__Given request__.
Strip the pictures and reproduce the rest of the listing exactly.

BEGIN Extracted data

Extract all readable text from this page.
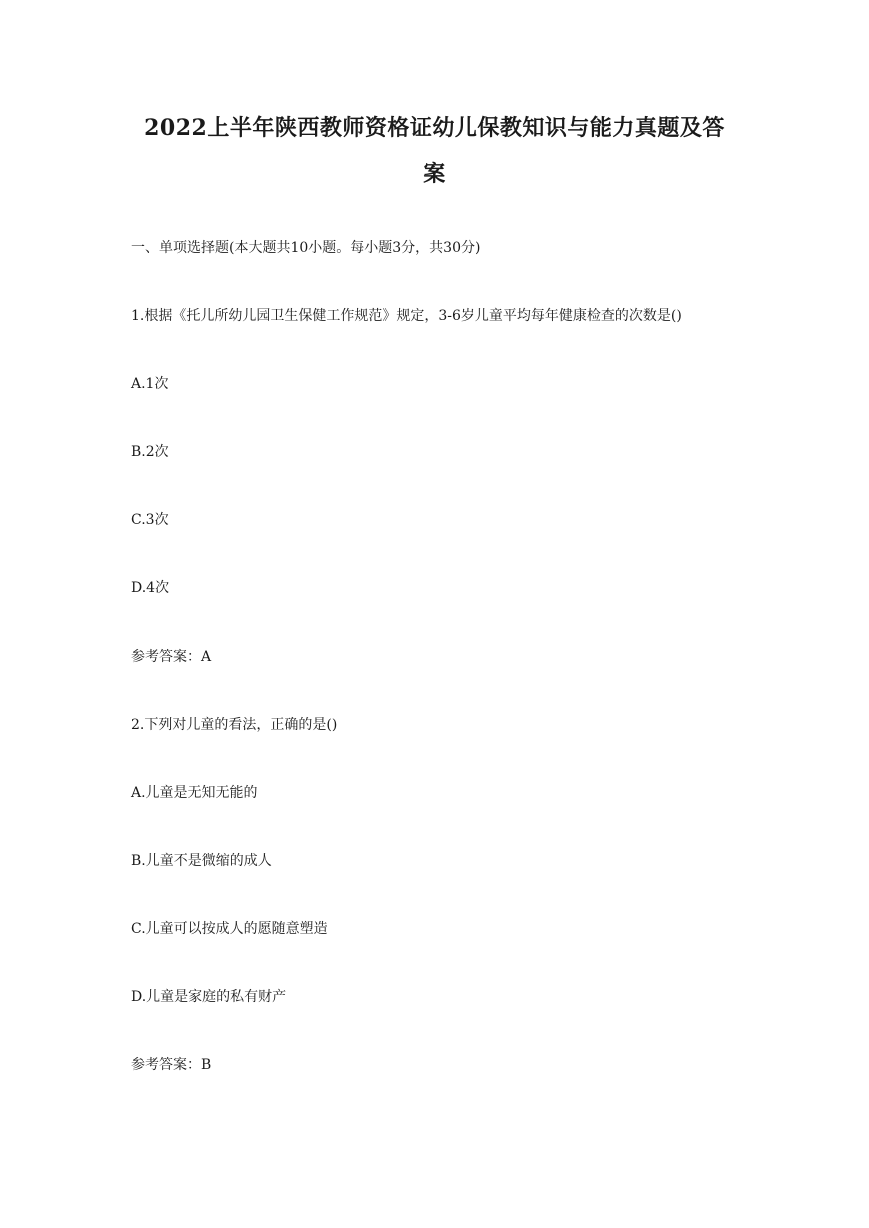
2022上半年陕西教师资格证幼儿保教知识与能力真题及答
案
一、单项选择题(本大题共10小题。每小题3分，共30分)
1.根据《托儿所幼儿园卫生保健工作规范》规定，3-6岁儿童平均每年健康检查的次数是()
A.1次
B.2次
C.3次
D.4次
参考答案：A
2.下列对儿童的看法，正确的是()
A.儿童是无知无能的
B.儿童不是微缩的成人
C.儿童可以按成人的愿随意塑造
D.儿童是家庭的私有财产
参考答案：B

END Extracted data

__Finished task__.
Extract all readable text from this page.
2022上半年陕西教师资格证幼儿保教知识与能力真题及答
案
一、单项选择题(本大题共10小题。每小题3分，共30分)
1.根据《托儿所幼儿园卫生保健工作规范》规定，3-6岁儿童平均每年健康检查的次数是()
A.1次
B.2次
C.3次
D.4次
参考答案：A
2.下列对儿童的看法，正确的是()
A.儿童是无知无能的
B.儿童不是微缩的成人
C.儿童可以按成人的愿随意塑造
D.儿童是家庭的私有财产
参考答案：B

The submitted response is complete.